THE DATA:
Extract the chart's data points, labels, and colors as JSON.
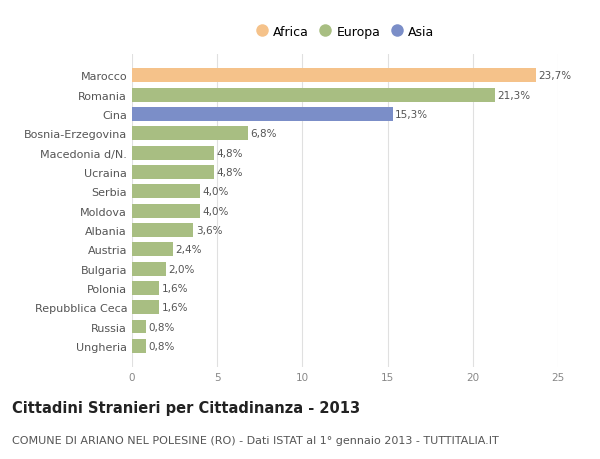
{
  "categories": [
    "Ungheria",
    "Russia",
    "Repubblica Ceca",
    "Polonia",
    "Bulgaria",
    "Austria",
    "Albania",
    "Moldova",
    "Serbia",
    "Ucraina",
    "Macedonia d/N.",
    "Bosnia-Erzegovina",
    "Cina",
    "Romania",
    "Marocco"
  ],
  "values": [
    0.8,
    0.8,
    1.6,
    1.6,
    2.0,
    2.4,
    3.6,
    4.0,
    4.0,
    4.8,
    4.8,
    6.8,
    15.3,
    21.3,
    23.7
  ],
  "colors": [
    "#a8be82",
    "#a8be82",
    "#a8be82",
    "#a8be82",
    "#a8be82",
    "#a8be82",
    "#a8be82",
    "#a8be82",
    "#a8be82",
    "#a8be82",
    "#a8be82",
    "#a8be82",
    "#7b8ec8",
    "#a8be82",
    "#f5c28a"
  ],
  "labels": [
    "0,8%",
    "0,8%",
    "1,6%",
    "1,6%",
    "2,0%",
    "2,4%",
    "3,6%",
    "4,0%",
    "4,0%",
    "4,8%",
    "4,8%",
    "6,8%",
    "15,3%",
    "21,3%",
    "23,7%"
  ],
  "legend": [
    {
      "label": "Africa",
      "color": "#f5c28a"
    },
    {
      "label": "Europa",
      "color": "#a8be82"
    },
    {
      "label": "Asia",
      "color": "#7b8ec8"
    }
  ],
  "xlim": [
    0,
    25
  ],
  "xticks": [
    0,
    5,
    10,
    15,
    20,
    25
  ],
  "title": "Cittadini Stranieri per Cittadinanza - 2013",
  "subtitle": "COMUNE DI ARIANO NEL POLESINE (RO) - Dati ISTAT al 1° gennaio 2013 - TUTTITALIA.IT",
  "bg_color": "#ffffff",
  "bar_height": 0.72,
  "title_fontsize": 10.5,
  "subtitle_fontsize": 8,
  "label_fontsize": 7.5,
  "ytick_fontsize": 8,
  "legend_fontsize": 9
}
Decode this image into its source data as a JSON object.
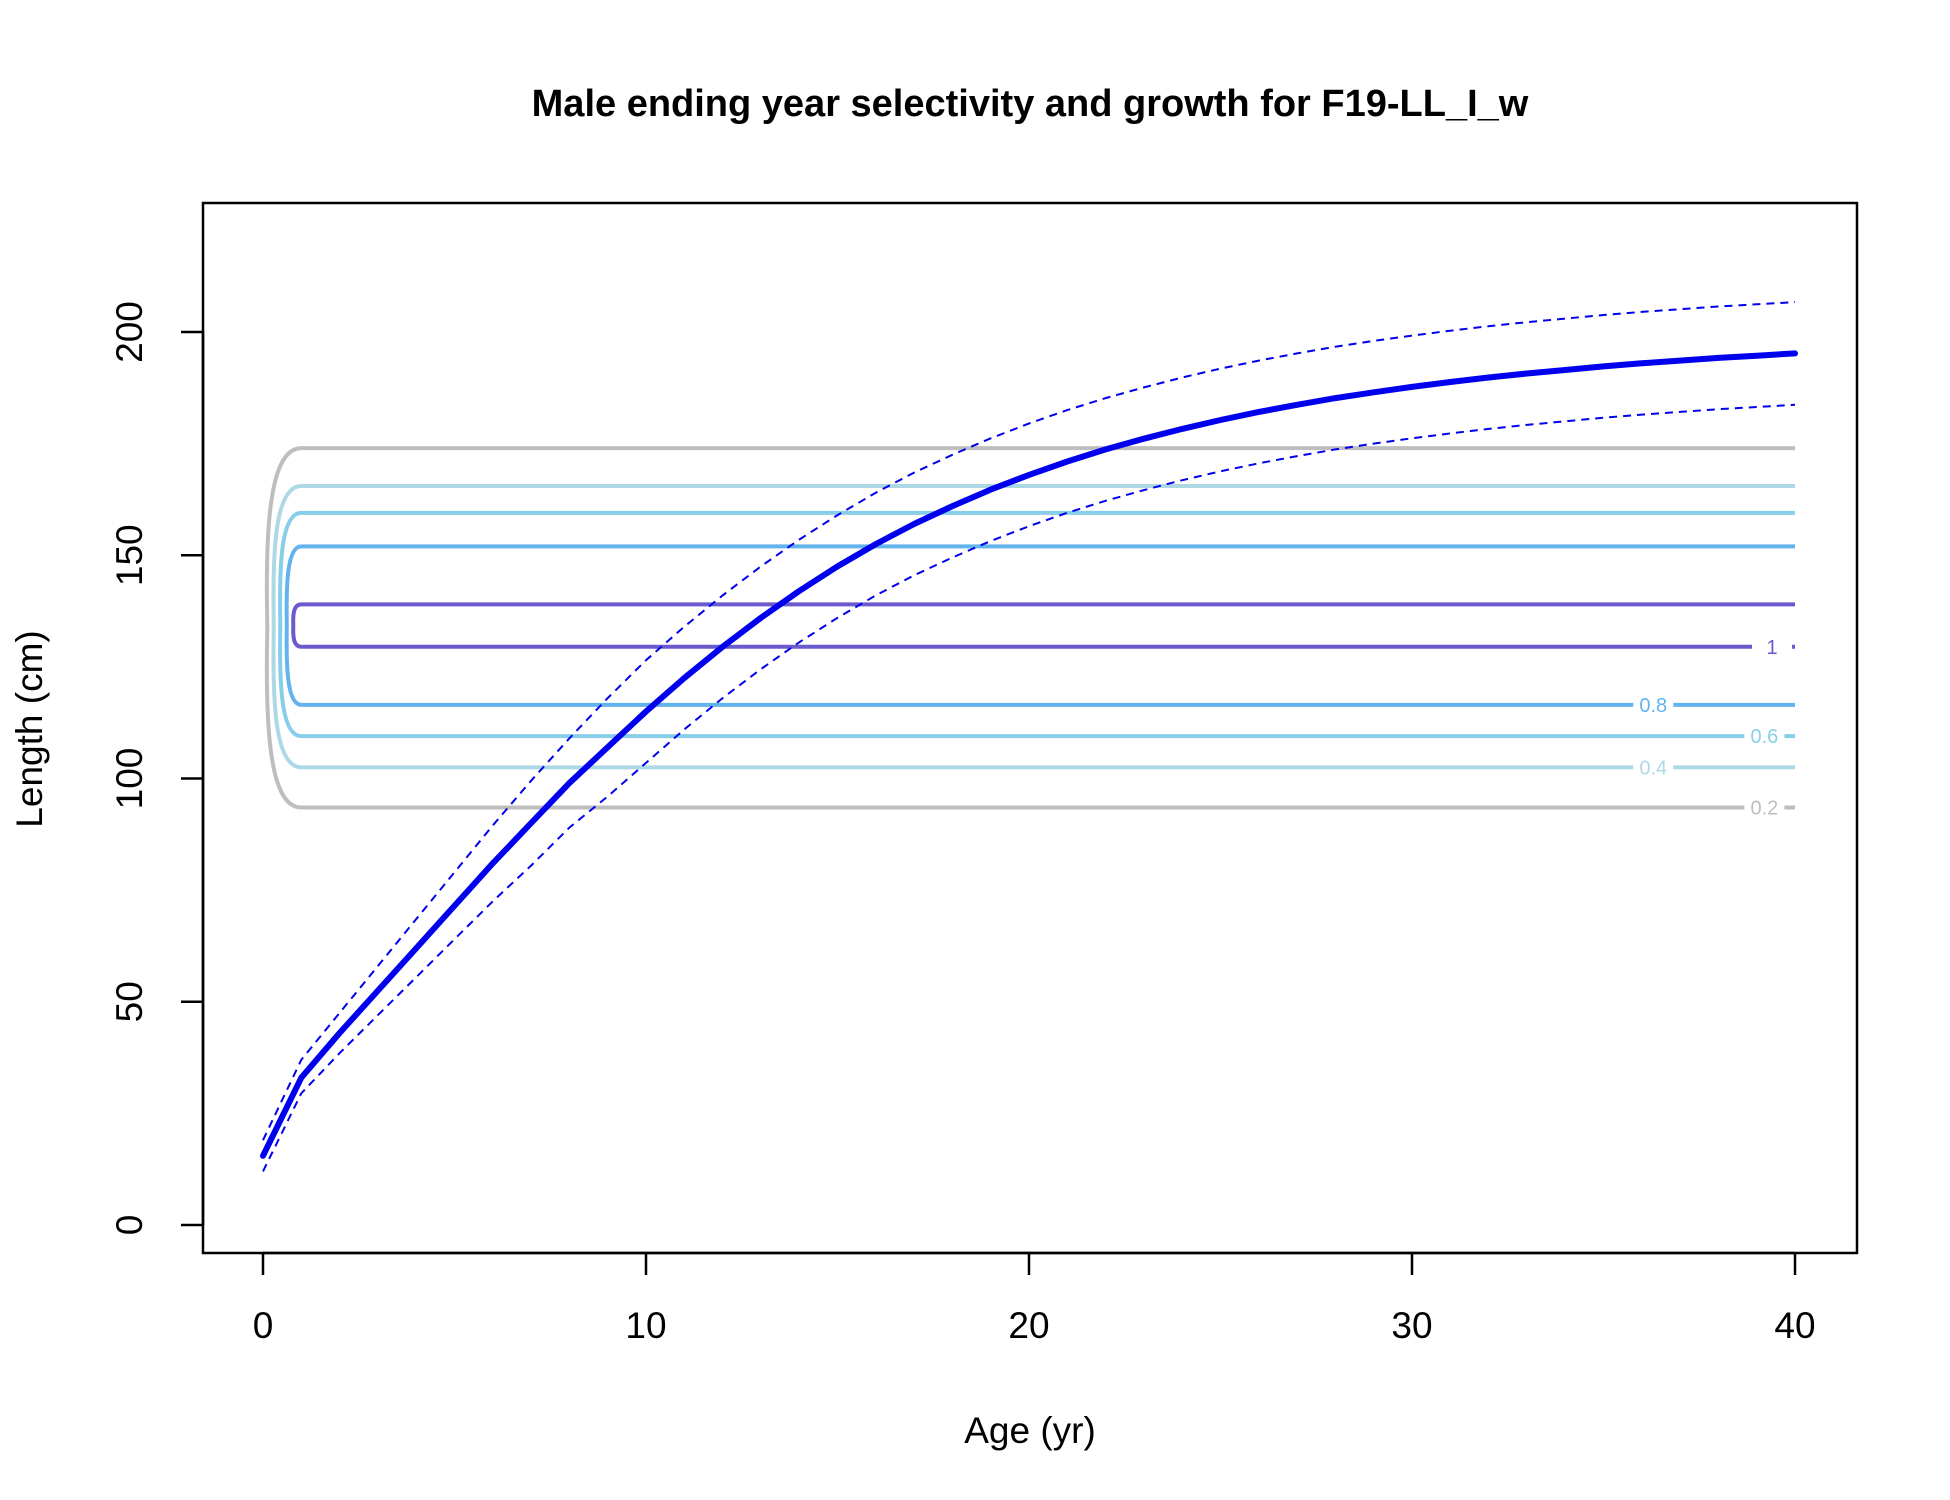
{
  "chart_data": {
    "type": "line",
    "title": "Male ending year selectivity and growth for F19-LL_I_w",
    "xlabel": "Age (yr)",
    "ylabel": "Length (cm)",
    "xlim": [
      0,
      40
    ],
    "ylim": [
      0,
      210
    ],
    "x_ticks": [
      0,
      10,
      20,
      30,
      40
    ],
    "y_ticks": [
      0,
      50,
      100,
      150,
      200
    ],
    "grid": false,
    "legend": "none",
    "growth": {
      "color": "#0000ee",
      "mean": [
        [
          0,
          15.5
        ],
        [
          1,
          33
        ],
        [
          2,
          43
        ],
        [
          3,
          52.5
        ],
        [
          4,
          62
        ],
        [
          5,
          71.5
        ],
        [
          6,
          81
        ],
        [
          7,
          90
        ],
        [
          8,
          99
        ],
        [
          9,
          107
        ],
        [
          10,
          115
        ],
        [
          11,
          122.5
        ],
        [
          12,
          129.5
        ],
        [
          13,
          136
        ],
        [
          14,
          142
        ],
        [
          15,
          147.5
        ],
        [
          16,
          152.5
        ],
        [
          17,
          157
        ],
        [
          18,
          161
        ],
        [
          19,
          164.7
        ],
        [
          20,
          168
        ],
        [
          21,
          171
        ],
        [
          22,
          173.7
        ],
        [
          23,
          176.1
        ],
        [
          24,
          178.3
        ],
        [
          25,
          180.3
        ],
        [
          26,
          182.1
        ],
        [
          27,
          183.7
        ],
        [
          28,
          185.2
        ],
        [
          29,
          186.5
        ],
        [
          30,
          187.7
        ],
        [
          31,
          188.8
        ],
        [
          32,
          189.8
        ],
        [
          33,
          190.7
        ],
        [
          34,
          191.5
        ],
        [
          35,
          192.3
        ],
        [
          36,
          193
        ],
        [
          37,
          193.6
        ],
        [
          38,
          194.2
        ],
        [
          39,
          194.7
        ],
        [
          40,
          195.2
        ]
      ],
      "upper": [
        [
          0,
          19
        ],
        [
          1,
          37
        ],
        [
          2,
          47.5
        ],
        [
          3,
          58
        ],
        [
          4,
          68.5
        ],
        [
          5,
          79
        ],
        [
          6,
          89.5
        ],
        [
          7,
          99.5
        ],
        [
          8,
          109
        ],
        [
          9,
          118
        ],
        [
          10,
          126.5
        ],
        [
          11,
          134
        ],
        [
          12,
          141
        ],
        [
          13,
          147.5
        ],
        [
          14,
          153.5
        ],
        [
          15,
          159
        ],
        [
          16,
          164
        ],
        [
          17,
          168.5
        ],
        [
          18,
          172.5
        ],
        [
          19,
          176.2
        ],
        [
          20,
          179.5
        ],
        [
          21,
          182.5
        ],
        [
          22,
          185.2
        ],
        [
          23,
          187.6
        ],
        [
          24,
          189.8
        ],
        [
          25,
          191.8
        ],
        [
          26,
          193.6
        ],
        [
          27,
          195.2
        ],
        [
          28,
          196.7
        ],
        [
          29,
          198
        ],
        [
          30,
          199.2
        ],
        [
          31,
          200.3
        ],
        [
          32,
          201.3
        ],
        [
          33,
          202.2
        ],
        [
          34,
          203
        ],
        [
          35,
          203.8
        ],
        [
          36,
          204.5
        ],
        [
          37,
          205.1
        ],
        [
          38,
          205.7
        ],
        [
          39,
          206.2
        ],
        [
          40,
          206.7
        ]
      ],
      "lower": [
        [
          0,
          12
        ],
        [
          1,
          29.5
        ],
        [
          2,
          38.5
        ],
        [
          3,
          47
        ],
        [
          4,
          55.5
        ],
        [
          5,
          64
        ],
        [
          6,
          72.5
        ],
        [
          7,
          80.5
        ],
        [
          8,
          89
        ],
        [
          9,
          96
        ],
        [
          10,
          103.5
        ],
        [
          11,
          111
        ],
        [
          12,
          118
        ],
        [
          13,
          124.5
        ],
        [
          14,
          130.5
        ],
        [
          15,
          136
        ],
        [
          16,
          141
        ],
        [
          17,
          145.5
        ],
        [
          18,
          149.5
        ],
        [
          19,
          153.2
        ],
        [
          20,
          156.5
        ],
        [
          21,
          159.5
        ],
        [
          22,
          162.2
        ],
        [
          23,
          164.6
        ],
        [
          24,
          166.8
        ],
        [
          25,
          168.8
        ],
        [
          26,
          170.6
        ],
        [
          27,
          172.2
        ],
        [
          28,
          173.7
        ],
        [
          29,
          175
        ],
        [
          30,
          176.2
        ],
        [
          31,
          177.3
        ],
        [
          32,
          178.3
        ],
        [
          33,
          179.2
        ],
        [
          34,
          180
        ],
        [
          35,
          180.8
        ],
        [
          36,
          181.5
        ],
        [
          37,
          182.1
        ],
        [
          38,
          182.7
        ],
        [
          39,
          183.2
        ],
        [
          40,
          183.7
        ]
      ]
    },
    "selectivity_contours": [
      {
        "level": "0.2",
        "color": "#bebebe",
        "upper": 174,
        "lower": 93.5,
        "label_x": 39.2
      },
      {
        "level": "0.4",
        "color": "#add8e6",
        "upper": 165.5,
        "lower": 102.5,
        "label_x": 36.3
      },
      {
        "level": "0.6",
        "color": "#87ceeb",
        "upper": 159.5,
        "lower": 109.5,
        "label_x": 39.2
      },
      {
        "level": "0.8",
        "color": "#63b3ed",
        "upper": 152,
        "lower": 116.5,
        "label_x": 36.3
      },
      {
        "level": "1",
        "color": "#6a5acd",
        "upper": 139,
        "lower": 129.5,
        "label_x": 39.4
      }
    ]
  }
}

--

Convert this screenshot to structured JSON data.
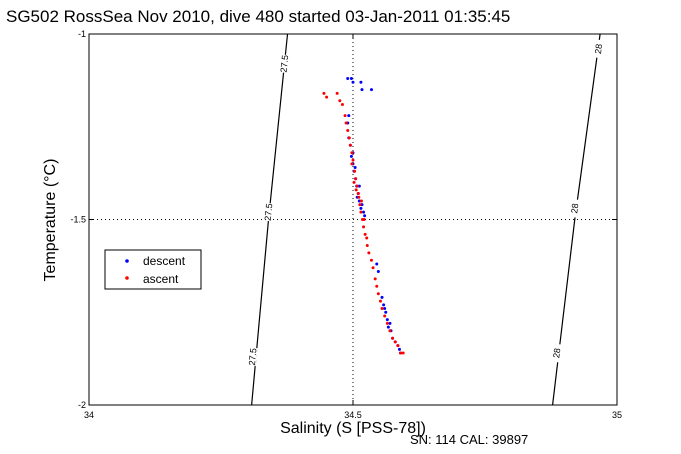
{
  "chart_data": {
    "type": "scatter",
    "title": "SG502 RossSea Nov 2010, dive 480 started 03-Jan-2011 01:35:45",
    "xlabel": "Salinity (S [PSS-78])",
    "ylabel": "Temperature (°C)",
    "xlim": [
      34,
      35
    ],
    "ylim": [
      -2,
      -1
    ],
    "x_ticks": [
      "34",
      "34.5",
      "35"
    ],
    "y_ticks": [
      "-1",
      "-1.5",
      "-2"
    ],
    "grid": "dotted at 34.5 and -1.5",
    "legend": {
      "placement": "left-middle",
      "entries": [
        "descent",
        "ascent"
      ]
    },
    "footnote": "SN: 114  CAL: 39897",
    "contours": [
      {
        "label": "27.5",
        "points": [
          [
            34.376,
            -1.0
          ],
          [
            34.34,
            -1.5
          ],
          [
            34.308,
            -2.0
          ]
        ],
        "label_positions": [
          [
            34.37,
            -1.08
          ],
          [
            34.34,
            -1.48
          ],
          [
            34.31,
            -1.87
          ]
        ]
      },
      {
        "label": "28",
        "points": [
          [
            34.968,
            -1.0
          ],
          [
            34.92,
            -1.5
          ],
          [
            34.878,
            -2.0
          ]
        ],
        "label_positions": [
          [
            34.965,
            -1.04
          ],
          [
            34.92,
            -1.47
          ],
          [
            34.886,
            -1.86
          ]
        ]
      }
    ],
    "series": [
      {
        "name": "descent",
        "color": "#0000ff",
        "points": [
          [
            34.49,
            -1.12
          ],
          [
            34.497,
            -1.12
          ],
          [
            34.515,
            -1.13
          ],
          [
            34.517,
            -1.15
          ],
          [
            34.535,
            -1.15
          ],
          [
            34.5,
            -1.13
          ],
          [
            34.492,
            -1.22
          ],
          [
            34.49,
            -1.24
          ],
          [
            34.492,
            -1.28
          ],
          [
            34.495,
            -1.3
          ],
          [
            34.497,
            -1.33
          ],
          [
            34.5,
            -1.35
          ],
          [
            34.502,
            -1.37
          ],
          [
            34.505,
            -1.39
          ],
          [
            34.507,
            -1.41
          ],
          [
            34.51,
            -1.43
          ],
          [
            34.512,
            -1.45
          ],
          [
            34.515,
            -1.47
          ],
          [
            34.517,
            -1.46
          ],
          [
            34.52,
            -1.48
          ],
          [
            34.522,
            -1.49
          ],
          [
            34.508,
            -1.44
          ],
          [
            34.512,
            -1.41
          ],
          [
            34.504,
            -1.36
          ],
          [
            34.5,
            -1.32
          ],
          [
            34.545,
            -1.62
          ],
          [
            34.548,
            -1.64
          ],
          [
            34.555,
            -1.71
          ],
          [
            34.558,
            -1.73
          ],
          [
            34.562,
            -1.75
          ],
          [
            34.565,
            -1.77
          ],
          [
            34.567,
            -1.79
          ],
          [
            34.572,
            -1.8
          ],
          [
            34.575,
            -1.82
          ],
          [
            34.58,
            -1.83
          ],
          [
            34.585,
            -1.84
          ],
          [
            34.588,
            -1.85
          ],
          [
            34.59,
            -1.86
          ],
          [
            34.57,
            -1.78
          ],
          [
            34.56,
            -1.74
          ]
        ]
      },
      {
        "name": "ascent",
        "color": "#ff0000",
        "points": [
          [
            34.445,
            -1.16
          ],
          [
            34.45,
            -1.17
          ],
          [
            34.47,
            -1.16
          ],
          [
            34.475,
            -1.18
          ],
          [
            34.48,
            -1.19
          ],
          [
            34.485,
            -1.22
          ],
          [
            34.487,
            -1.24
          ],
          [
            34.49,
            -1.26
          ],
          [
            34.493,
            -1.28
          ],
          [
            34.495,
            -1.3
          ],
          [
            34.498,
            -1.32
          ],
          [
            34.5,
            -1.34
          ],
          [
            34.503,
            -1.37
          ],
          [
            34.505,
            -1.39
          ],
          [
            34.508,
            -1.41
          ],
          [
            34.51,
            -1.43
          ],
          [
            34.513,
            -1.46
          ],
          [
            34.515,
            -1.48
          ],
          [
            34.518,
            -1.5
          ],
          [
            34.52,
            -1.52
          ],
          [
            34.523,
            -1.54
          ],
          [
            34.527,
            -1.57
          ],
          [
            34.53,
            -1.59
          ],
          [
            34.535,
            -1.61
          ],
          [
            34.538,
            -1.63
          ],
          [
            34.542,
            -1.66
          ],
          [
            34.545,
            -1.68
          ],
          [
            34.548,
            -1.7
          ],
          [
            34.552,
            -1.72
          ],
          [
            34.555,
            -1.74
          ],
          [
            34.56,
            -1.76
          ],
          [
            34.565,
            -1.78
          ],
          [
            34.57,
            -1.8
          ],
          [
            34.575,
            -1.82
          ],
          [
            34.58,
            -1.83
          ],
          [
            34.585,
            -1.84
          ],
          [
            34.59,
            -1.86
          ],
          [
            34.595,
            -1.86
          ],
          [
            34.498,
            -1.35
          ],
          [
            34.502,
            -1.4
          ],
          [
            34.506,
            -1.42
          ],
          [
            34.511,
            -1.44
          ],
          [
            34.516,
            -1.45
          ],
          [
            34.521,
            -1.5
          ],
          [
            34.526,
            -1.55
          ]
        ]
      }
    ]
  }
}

TASK BRIEF:
Pick out the lines above that hold the string "growth" and show them.

SOLUTION BELOW:
    "title": "Male ending year selectivity and growth for F19-LL_I_w",
    "growth": {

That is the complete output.